▶

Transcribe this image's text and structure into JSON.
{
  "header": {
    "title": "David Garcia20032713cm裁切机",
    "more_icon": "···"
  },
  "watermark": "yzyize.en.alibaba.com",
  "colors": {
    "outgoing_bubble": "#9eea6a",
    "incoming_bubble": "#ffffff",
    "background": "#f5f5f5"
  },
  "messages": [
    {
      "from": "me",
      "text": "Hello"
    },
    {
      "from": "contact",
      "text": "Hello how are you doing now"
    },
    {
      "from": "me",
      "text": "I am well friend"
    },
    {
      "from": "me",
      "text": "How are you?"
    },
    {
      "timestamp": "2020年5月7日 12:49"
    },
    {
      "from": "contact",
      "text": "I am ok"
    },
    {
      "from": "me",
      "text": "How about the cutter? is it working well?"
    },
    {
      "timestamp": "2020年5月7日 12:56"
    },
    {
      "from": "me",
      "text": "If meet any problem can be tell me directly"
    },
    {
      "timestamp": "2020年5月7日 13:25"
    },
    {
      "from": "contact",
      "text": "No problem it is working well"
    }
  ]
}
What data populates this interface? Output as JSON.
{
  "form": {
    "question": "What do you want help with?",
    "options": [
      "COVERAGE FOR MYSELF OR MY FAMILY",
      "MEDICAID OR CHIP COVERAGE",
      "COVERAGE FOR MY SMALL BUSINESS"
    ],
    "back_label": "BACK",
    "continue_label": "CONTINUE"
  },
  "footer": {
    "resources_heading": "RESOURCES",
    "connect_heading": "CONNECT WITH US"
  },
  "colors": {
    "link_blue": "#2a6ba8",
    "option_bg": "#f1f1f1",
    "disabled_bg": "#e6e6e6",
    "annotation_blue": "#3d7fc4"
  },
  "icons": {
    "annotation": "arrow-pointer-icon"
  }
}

◀

» WHAT THE TASK ASKS
The records above should be returned exactly.

» OUTPUT BELOW
Transcribe this image's text and structure into JSON.
{
  "header": {
    "title": "David Garcia20032713cm裁切机",
    "more_icon": "···"
  },
  "watermark": "yzyize.en.alibaba.com",
  "colors": {
    "outgoing_bubble": "#9eea6a",
    "incoming_bubble": "#ffffff",
    "background": "#f5f5f5"
  },
  "messages": [
    {
      "from": "me",
      "text": "Hello"
    },
    {
      "from": "contact",
      "text": "Hello how are you doing now"
    },
    {
      "from": "me",
      "text": "I am well friend"
    },
    {
      "from": "me",
      "text": "How are you?"
    },
    {
      "timestamp": "2020年5月7日 12:49"
    },
    {
      "from": "contact",
      "text": "I am ok"
    },
    {
      "from": "me",
      "text": "How about the cutter? is it working well?"
    },
    {
      "timestamp": "2020年5月7日 12:56"
    },
    {
      "from": "me",
      "text": "If meet any problem can be tell me directly"
    },
    {
      "timestamp": "2020年5月7日 13:25"
    },
    {
      "from": "contact",
      "text": "No problem it is working well"
    }
  ]
}
What data populates this interface? Output as JSON.
{
  "form": {
    "question": "What do you want help with?",
    "options": [
      "COVERAGE FOR MYSELF OR MY FAMILY",
      "MEDICAID OR CHIP COVERAGE",
      "COVERAGE FOR MY SMALL BUSINESS"
    ],
    "back_label": "BACK",
    "continue_label": "CONTINUE"
  },
  "footer": {
    "resources_heading": "RESOURCES",
    "connect_heading": "CONNECT WITH US"
  },
  "colors": {
    "link_blue": "#2a6ba8",
    "option_bg": "#f1f1f1",
    "disabled_bg": "#e6e6e6",
    "annotation_blue": "#3d7fc4"
  },
  "icons": {
    "annotation": "arrow-pointer-icon"
  }
}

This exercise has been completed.